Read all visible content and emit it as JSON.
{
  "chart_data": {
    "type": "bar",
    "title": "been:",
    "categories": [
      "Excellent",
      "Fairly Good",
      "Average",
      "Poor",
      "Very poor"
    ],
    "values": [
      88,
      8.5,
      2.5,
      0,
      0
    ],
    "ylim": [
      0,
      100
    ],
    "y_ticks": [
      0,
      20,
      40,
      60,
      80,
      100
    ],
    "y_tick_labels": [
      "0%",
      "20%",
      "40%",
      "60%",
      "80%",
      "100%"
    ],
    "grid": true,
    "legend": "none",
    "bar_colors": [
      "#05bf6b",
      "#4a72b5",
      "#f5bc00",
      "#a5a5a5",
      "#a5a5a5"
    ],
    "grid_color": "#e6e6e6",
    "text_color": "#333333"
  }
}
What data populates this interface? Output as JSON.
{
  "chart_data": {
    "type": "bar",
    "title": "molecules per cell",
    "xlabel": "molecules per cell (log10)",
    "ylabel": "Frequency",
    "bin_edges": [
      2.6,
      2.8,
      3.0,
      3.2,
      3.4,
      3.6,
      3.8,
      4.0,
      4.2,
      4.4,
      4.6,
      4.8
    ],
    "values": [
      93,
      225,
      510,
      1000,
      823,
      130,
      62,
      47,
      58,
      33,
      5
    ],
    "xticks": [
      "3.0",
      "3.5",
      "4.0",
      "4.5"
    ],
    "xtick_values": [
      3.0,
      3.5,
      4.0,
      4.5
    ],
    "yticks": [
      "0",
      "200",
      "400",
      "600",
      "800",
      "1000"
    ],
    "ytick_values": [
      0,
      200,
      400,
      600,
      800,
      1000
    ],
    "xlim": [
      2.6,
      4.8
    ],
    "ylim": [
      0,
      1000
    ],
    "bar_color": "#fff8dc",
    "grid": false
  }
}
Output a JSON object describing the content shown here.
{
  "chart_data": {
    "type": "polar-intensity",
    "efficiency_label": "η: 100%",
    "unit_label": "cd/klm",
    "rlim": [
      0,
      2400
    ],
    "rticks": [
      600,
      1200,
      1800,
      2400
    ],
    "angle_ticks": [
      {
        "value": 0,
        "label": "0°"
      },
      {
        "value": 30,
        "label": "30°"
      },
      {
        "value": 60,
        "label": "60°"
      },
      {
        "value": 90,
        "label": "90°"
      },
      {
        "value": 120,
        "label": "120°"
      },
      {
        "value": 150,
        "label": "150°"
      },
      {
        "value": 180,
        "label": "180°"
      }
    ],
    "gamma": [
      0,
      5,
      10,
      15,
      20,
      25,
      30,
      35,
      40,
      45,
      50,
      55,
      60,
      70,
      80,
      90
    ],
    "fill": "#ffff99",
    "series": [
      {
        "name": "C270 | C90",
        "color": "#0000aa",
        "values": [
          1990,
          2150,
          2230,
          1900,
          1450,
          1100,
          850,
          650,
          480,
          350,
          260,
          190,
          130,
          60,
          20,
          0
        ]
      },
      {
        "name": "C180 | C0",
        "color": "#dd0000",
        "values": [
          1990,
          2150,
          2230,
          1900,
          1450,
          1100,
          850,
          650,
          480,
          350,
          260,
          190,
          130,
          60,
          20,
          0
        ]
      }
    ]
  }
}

- - - -

> **STATED GOAL**
Set down, exactly and in full, the lines from the one containing "Output a JSON" through the end of the entries; no other line belongs.

> **RIGHT ANSWER**
Output a JSON object describing the content shown here.
{
  "chart_data": {
    "type": "polar-intensity",
    "efficiency_label": "η: 100%",
    "unit_label": "cd/klm",
    "rlim": [
      0,
      2400
    ],
    "rticks": [
      600,
      1200,
      1800,
      2400
    ],
    "angle_ticks": [
      {
        "value": 0,
        "label": "0°"
      },
      {
        "value": 30,
        "label": "30°"
      },
      {
        "value": 60,
        "label": "60°"
      },
      {
        "value": 90,
        "label": "90°"
      },
      {
        "value": 120,
        "label": "120°"
      },
      {
        "value": 150,
        "label": "150°"
      },
      {
        "value": 180,
        "label": "180°"
      }
    ],
    "gamma": [
      0,
      5,
      10,
      15,
      20,
      25,
      30,
      35,
      40,
      45,
      50,
      55,
      60,
      70,
      80,
      90
    ],
    "fill": "#ffff99",
    "series": [
      {
        "name": "C270 | C90",
        "color": "#0000aa",
        "values": [
          1990,
          2150,
          2230,
          1900,
          1450,
          1100,
          850,
          650,
          480,
          350,
          260,
          190,
          130,
          60,
          20,
          0
        ]
      },
      {
        "name": "C180 | C0",
        "color": "#dd0000",
        "values": [
          1990,
          2150,
          2230,
          1900,
          1450,
          1100,
          850,
          650,
          480,
          350,
          260,
          190,
          130,
          60,
          20,
          0
        ]
      }
    ]
  }
}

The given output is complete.